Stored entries
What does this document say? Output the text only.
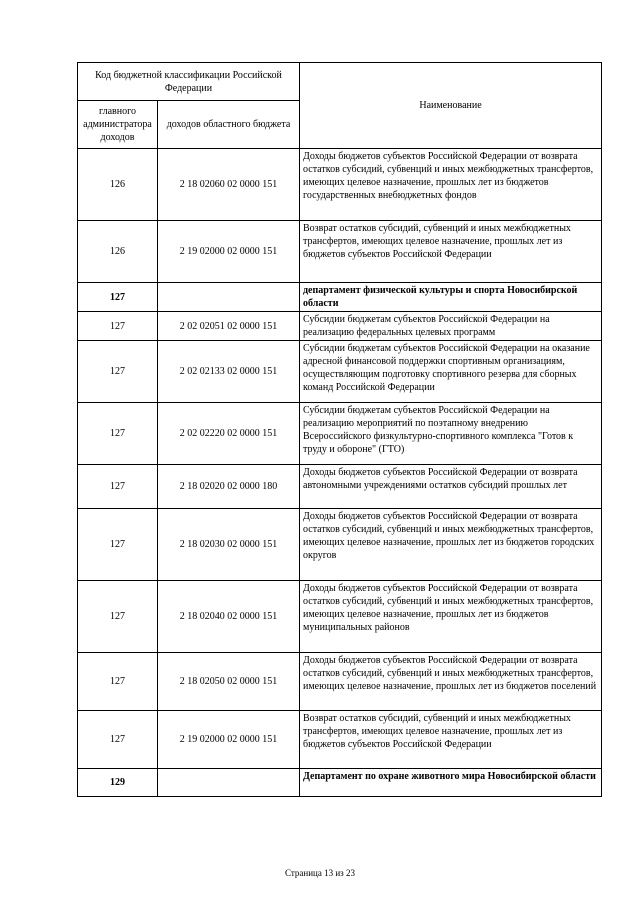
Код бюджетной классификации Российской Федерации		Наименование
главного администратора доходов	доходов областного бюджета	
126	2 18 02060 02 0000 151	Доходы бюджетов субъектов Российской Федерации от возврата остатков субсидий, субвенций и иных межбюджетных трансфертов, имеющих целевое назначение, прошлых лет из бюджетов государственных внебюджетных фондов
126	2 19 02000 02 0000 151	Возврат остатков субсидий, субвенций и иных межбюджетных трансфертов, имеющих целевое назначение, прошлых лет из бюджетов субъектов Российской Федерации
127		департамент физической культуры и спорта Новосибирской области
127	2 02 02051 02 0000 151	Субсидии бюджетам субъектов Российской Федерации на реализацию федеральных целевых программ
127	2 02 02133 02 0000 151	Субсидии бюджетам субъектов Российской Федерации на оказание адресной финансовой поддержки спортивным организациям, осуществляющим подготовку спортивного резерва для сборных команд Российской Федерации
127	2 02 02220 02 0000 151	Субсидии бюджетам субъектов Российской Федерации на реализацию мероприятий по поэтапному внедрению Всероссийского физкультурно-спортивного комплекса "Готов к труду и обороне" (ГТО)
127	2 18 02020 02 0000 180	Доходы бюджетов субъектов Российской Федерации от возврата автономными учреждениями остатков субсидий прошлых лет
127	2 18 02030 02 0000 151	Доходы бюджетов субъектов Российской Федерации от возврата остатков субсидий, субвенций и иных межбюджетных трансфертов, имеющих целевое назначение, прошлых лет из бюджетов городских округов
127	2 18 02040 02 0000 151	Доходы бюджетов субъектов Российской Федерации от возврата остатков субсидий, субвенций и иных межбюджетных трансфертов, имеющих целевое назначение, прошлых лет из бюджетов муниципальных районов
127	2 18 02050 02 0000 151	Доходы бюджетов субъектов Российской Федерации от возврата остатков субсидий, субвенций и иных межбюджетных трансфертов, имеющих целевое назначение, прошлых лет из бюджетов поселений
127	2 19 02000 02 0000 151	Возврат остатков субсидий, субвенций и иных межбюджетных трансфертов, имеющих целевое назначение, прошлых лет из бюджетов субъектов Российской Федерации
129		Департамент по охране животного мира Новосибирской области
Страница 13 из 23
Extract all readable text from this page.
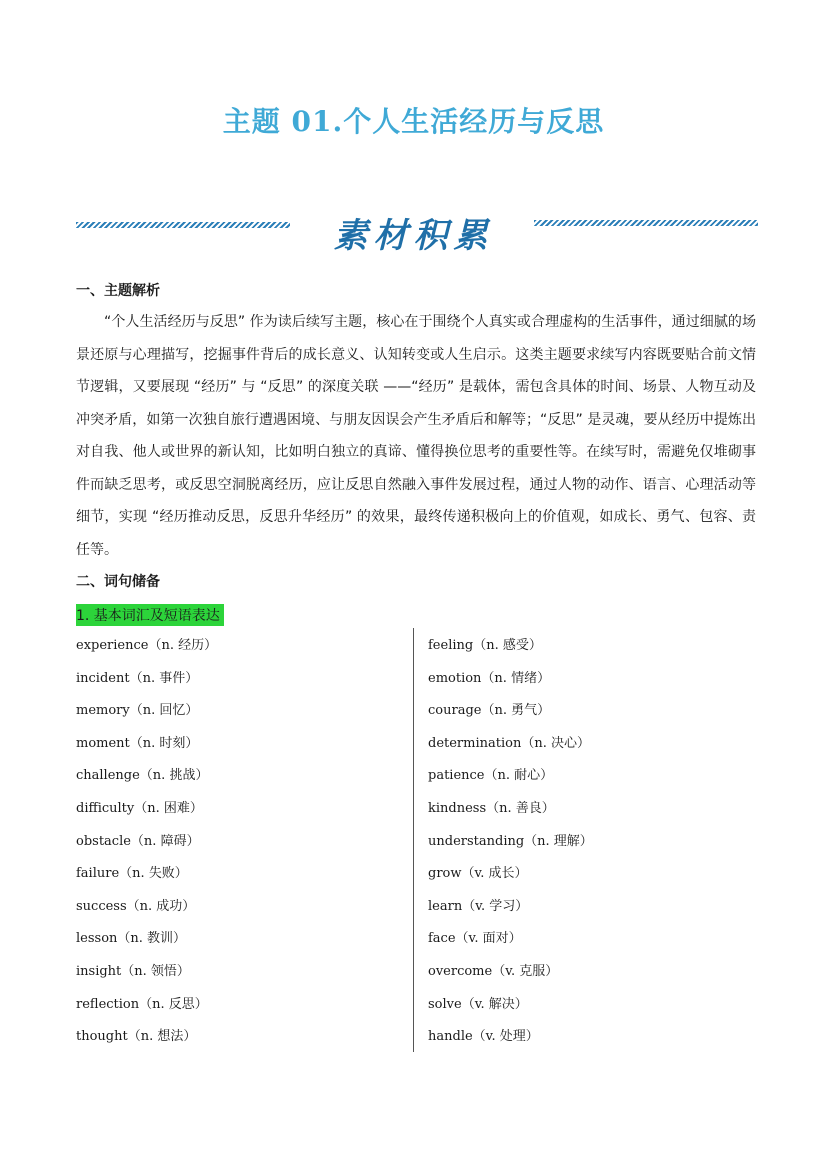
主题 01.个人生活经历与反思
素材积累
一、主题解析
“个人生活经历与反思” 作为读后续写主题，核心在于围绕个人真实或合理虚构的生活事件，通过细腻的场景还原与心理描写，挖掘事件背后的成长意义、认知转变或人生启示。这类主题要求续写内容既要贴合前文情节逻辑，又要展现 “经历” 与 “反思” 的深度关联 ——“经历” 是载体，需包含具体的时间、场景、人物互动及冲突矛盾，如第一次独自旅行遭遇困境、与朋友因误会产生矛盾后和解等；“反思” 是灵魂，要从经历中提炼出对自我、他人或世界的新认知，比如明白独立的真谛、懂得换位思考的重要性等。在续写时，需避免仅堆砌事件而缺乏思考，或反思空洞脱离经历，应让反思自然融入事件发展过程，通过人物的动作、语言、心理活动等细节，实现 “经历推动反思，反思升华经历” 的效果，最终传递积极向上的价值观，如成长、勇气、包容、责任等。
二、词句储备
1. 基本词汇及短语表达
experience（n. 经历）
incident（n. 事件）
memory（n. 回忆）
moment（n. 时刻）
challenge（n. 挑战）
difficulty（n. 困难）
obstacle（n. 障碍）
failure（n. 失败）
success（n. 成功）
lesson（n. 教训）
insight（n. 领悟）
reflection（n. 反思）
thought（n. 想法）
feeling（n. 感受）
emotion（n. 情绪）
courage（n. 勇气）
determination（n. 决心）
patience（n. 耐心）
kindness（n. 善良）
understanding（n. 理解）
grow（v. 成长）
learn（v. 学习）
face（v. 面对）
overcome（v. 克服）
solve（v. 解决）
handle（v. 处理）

■ **Set problem**
Take the lines from the one containing "Extract all readable text from this page." through the final line of the listing above and print them exactly, including both ends but no pictures.

■ **The completed task**
Extract all readable text from this page.
主题 01.个人生活经历与反思
素材积累
一、主题解析
“个人生活经历与反思” 作为读后续写主题，核心在于围绕个人真实或合理虚构的生活事件，通过细腻的场景还原与心理描写，挖掘事件背后的成长意义、认知转变或人生启示。这类主题要求续写内容既要贴合前文情节逻辑，又要展现 “经历” 与 “反思” 的深度关联 ——“经历” 是载体，需包含具体的时间、场景、人物互动及冲突矛盾，如第一次独自旅行遭遇困境、与朋友因误会产生矛盾后和解等；“反思” 是灵魂，要从经历中提炼出对自我、他人或世界的新认知，比如明白独立的真谛、懂得换位思考的重要性等。在续写时，需避免仅堆砌事件而缺乏思考，或反思空洞脱离经历，应让反思自然融入事件发展过程，通过人物的动作、语言、心理活动等细节，实现 “经历推动反思，反思升华经历” 的效果，最终传递积极向上的价值观，如成长、勇气、包容、责任等。
二、词句储备
1. 基本词汇及短语表达
experience（n. 经历）
incident（n. 事件）
memory（n. 回忆）
moment（n. 时刻）
challenge（n. 挑战）
difficulty（n. 困难）
obstacle（n. 障碍）
failure（n. 失败）
success（n. 成功）
lesson（n. 教训）
insight（n. 领悟）
reflection（n. 反思）
thought（n. 想法）
feeling（n. 感受）
emotion（n. 情绪）
courage（n. 勇气）
determination（n. 决心）
patience（n. 耐心）
kindness（n. 善良）
understanding（n. 理解）
grow（v. 成长）
learn（v. 学习）
face（v. 面对）
overcome（v. 克服）
solve（v. 解决）
handle（v. 处理）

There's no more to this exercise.